Problem. Report how many lines hold the word "inch"; answer with the number alone.

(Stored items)
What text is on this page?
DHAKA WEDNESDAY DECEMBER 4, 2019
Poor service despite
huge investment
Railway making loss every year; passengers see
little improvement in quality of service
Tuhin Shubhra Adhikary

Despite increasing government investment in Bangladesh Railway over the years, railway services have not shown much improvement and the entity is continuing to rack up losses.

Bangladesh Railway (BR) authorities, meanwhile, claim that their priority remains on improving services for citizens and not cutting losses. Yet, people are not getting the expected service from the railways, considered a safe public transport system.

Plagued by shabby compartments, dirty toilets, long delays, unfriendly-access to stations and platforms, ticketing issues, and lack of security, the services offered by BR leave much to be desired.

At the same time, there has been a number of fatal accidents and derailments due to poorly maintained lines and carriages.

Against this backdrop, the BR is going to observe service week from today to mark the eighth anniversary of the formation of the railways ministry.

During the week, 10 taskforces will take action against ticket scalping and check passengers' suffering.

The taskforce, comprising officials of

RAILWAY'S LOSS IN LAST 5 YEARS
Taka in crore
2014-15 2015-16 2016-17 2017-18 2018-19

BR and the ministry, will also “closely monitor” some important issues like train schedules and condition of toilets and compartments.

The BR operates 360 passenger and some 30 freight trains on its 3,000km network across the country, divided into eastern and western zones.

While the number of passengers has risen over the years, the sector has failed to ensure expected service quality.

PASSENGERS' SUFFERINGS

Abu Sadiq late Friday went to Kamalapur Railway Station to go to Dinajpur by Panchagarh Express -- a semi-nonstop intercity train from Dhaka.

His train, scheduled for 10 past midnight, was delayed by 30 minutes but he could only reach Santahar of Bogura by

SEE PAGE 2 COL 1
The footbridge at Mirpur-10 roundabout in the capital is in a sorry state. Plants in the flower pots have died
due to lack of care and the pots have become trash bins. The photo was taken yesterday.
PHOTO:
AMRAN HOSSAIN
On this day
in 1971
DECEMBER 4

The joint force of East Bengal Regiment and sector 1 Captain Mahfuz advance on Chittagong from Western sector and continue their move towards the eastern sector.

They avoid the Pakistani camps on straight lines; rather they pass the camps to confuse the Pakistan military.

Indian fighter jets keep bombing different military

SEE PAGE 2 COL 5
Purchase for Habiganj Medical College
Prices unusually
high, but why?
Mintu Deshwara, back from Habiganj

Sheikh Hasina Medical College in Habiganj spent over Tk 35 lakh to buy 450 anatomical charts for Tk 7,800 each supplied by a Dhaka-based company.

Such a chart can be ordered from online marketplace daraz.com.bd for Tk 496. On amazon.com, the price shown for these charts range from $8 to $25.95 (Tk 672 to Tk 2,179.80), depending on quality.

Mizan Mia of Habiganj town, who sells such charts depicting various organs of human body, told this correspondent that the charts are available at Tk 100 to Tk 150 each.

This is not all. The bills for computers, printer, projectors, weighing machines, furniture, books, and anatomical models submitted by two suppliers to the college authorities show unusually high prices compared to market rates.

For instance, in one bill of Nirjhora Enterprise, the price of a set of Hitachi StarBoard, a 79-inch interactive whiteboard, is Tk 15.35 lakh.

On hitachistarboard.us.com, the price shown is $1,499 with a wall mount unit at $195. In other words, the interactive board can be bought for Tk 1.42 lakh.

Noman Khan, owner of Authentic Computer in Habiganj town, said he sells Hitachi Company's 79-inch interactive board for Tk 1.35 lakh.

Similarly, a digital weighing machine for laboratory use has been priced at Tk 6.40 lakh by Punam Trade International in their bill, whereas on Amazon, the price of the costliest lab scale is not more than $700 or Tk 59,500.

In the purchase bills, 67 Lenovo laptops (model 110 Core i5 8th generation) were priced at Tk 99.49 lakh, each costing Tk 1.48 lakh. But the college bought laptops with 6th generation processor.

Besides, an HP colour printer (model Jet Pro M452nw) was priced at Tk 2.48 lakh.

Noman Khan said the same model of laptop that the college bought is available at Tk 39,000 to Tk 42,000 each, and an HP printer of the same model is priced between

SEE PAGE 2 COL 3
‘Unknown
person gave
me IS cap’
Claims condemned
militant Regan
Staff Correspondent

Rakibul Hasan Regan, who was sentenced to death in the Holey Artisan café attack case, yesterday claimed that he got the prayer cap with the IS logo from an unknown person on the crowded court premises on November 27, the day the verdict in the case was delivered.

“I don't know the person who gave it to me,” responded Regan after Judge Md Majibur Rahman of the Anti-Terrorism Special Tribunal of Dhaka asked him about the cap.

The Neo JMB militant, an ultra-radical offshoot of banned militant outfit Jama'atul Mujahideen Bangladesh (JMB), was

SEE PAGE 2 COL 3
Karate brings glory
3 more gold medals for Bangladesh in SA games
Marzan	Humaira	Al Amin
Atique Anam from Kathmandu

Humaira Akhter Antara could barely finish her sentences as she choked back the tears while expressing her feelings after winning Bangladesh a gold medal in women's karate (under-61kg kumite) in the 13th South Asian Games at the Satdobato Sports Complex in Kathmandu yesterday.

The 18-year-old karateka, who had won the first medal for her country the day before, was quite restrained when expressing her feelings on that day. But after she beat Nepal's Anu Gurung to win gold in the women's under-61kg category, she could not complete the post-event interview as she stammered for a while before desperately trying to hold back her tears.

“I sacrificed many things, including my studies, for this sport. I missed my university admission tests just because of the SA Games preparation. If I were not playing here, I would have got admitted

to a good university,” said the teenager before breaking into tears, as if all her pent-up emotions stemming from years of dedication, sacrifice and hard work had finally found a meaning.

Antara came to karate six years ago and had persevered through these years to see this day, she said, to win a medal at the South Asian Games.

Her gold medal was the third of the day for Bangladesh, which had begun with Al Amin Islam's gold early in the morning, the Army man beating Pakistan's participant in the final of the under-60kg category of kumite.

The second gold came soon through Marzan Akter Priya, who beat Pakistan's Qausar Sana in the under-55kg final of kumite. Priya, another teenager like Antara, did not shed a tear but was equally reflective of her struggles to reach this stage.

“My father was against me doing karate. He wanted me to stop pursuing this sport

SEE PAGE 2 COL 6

Answer for the task. 2